_Task to carry out_
Extract the full set of records, then give each one again exactly.
──────── Raw data
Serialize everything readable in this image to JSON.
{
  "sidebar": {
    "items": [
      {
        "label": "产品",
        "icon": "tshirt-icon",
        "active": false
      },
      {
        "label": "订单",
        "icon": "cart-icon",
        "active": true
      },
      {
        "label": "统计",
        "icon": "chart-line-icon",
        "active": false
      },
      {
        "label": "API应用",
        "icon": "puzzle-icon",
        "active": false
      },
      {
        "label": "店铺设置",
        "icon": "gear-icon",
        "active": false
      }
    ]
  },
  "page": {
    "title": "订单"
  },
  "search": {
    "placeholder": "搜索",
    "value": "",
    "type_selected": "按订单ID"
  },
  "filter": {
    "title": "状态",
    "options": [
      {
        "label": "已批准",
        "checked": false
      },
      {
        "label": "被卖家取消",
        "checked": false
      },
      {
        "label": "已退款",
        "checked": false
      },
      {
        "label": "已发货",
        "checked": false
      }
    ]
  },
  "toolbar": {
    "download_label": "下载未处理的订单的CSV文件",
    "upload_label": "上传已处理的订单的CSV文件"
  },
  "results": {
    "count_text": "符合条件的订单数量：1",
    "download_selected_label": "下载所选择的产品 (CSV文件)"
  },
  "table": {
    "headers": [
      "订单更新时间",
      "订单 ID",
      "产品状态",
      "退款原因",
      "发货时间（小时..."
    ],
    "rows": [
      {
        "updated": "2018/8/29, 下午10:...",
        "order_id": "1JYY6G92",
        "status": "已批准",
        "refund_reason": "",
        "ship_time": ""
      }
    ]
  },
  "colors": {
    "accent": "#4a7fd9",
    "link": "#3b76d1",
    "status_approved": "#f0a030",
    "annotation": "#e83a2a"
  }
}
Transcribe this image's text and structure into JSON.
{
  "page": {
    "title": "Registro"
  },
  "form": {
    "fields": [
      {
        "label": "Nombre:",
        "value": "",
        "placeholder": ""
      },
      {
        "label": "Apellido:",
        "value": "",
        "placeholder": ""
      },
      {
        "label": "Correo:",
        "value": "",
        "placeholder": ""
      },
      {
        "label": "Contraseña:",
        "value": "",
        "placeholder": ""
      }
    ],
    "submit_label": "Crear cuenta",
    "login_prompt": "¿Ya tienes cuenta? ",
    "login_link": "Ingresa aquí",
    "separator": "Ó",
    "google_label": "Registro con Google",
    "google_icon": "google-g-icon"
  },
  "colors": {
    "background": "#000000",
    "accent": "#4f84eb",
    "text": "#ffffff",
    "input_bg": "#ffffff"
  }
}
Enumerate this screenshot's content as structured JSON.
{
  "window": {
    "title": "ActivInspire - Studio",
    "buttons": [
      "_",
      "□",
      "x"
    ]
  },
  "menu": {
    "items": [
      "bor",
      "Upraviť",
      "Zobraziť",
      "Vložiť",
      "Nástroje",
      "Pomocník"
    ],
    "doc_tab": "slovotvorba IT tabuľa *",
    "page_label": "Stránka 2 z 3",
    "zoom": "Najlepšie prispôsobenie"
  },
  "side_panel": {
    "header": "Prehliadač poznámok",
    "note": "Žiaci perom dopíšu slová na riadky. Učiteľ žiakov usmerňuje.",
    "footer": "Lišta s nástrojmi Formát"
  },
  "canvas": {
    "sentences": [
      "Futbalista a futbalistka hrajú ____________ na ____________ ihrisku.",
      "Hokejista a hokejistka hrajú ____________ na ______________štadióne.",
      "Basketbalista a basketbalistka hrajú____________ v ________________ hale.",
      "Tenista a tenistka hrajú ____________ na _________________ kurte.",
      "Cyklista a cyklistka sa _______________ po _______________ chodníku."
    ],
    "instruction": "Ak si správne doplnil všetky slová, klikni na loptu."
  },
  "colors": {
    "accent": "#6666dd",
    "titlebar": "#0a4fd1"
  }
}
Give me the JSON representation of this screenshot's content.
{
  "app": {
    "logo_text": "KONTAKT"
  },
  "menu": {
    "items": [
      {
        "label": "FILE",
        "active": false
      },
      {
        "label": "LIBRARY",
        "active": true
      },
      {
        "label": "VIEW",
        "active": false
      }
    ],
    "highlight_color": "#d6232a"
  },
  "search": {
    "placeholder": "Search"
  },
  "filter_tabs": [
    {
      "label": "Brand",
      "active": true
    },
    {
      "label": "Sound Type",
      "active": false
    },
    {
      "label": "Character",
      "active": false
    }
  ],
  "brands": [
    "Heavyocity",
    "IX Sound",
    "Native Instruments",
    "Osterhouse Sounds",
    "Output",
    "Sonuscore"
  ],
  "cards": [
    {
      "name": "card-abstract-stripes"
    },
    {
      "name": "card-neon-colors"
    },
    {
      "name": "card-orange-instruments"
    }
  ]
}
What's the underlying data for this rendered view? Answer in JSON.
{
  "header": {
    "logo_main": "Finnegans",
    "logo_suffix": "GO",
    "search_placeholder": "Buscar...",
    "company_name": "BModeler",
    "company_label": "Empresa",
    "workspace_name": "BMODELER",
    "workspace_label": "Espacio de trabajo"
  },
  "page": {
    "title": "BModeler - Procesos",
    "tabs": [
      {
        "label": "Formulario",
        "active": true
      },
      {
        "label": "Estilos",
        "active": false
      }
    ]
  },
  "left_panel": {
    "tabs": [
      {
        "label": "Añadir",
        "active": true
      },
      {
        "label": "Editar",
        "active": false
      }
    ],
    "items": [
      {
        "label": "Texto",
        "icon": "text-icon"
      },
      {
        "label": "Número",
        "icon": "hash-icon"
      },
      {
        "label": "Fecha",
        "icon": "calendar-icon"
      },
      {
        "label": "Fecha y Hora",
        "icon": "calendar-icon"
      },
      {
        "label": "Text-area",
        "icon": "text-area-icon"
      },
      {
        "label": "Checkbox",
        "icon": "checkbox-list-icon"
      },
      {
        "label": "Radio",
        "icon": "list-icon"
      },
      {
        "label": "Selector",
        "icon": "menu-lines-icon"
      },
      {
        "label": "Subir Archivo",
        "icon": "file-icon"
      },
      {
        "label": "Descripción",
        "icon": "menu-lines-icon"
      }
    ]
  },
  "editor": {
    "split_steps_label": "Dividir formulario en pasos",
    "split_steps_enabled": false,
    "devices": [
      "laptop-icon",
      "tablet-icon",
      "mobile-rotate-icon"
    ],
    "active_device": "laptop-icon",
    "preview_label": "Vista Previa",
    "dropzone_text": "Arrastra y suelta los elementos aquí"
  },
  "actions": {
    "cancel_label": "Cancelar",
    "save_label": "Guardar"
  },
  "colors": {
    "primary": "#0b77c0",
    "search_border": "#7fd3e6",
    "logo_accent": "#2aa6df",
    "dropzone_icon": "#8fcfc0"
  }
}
────────────────
_Exercise result_
Serialize everything readable in this image to JSON.
{
  "sidebar": {
    "items": [
      {
        "label": "产品",
        "icon": "tshirt-icon",
        "active": false
      },
      {
        "label": "订单",
        "icon": "cart-icon",
        "active": true
      },
      {
        "label": "统计",
        "icon": "chart-line-icon",
        "active": false
      },
      {
        "label": "API应用",
        "icon": "puzzle-icon",
        "active": false
      },
      {
        "label": "店铺设置",
        "icon": "gear-icon",
        "active": false
      }
    ]
  },
  "page": {
    "title": "订单"
  },
  "search": {
    "placeholder": "搜索",
    "value": "",
    "type_selected": "按订单ID"
  },
  "filter": {
    "title": "状态",
    "options": [
      {
        "label": "已批准",
        "checked": false
      },
      {
        "label": "被卖家取消",
        "checked": false
      },
      {
        "label": "已退款",
        "checked": false
      },
      {
        "label": "已发货",
        "checked": false
      }
    ]
  },
  "toolbar": {
    "download_label": "下载未处理的订单的CSV文件",
    "upload_label": "上传已处理的订单的CSV文件"
  },
  "results": {
    "count_text": "符合条件的订单数量：1",
    "download_selected_label": "下载所选择的产品 (CSV文件)"
  },
  "table": {
    "headers": [
      "订单更新时间",
      "订单 ID",
      "产品状态",
      "退款原因",
      "发货时间（小时..."
    ],
    "rows": [
      {
        "updated": "2018/8/29, 下午10:...",
        "order_id": "1JYY6G92",
        "status": "已批准",
        "refund_reason": "",
        "ship_time": ""
      }
    ]
  },
  "colors": {
    "accent": "#4a7fd9",
    "link": "#3b76d1",
    "status_approved": "#f0a030",
    "annotation": "#e83a2a"
  }
}
Transcribe this image's text and structure into JSON.
{
  "page": {
    "title": "Registro"
  },
  "form": {
    "fields": [
      {
        "label": "Nombre:",
        "value": "",
        "placeholder": ""
      },
      {
        "label": "Apellido:",
        "value": "",
        "placeholder": ""
      },
      {
        "label": "Correo:",
        "value": "",
        "placeholder": ""
      },
      {
        "label": "Contraseña:",
        "value": "",
        "placeholder": ""
      }
    ],
    "submit_label": "Crear cuenta",
    "login_prompt": "¿Ya tienes cuenta? ",
    "login_link": "Ingresa aquí",
    "separator": "Ó",
    "google_label": "Registro con Google",
    "google_icon": "google-g-icon"
  },
  "colors": {
    "background": "#000000",
    "accent": "#4f84eb",
    "text": "#ffffff",
    "input_bg": "#ffffff"
  }
}
Enumerate this screenshot's content as structured JSON.
{
  "window": {
    "title": "ActivInspire - Studio",
    "buttons": [
      "_",
      "□",
      "x"
    ]
  },
  "menu": {
    "items": [
      "bor",
      "Upraviť",
      "Zobraziť",
      "Vložiť",
      "Nástroje",
      "Pomocník"
    ],
    "doc_tab": "slovotvorba IT tabuľa *",
    "page_label": "Stránka 2 z 3",
    "zoom": "Najlepšie prispôsobenie"
  },
  "side_panel": {
    "header": "Prehliadač poznámok",
    "note": "Žiaci perom dopíšu slová na riadky. Učiteľ žiakov usmerňuje.",
    "footer": "Lišta s nástrojmi Formát"
  },
  "canvas": {
    "sentences": [
      "Futbalista a futbalistka hrajú ____________ na ____________ ihrisku.",
      "Hokejista a hokejistka hrajú ____________ na ______________štadióne.",
      "Basketbalista a basketbalistka hrajú____________ v ________________ hale.",
      "Tenista a tenistka hrajú ____________ na _________________ kurte.",
      "Cyklista a cyklistka sa _______________ po _______________ chodníku."
    ],
    "instruction": "Ak si správne doplnil všetky slová, klikni na loptu."
  },
  "colors": {
    "accent": "#6666dd",
    "titlebar": "#0a4fd1"
  }
}
Give me the JSON representation of this screenshot's content.
{
  "app": {
    "logo_text": "KONTAKT"
  },
  "menu": {
    "items": [
      {
        "label": "FILE",
        "active": false
      },
      {
        "label": "LIBRARY",
        "active": true
      },
      {
        "label": "VIEW",
        "active": false
      }
    ],
    "highlight_color": "#d6232a"
  },
  "search": {
    "placeholder": "Search"
  },
  "filter_tabs": [
    {
      "label": "Brand",
      "active": true
    },
    {
      "label": "Sound Type",
      "active": false
    },
    {
      "label": "Character",
      "active": false
    }
  ],
  "brands": [
    "Heavyocity",
    "IX Sound",
    "Native Instruments",
    "Osterhouse Sounds",
    "Output",
    "Sonuscore"
  ],
  "cards": [
    {
      "name": "card-abstract-stripes"
    },
    {
      "name": "card-neon-colors"
    },
    {
      "name": "card-orange-instruments"
    }
  ]
}
What's the underlying data for this rendered view? Answer in JSON.
{
  "header": {
    "logo_main": "Finnegans",
    "logo_suffix": "GO",
    "search_placeholder": "Buscar...",
    "company_name": "BModeler",
    "company_label": "Empresa",
    "workspace_name": "BMODELER",
    "workspace_label": "Espacio de trabajo"
  },
  "page": {
    "title": "BModeler - Procesos",
    "tabs": [
      {
        "label": "Formulario",
        "active": true
      },
      {
        "label": "Estilos",
        "active": false
      }
    ]
  },
  "left_panel": {
    "tabs": [
      {
        "label": "Añadir",
        "active": true
      },
      {
        "label": "Editar",
        "active": false
      }
    ],
    "items": [
      {
        "label": "Texto",
        "icon": "text-icon"
      },
      {
        "label": "Número",
        "icon": "hash-icon"
      },
      {
        "label": "Fecha",
        "icon": "calendar-icon"
      },
      {
        "label": "Fecha y Hora",
        "icon": "calendar-icon"
      },
      {
        "label": "Text-area",
        "icon": "text-area-icon"
      },
      {
        "label": "Checkbox",
        "icon": "checkbox-list-icon"
      },
      {
        "label": "Radio",
        "icon": "list-icon"
      },
      {
        "label": "Selector",
        "icon": "menu-lines-icon"
      },
      {
        "label": "Subir Archivo",
        "icon": "file-icon"
      },
      {
        "label": "Descripción",
        "icon": "menu-lines-icon"
      }
    ]
  },
  "editor": {
    "split_steps_label": "Dividir formulario en pasos",
    "split_steps_enabled": false,
    "devices": [
      "laptop-icon",
      "tablet-icon",
      "mobile-rotate-icon"
    ],
    "active_device": "laptop-icon",
    "preview_label": "Vista Previa",
    "dropzone_text": "Arrastra y suelta los elementos aquí"
  },
  "actions": {
    "cancel_label": "Cancelar",
    "save_label": "Guardar"
  },
  "colors": {
    "primary": "#0b77c0",
    "search_border": "#7fd3e6",
    "logo_accent": "#2aa6df",
    "dropzone_icon": "#8fcfc0"
  }
}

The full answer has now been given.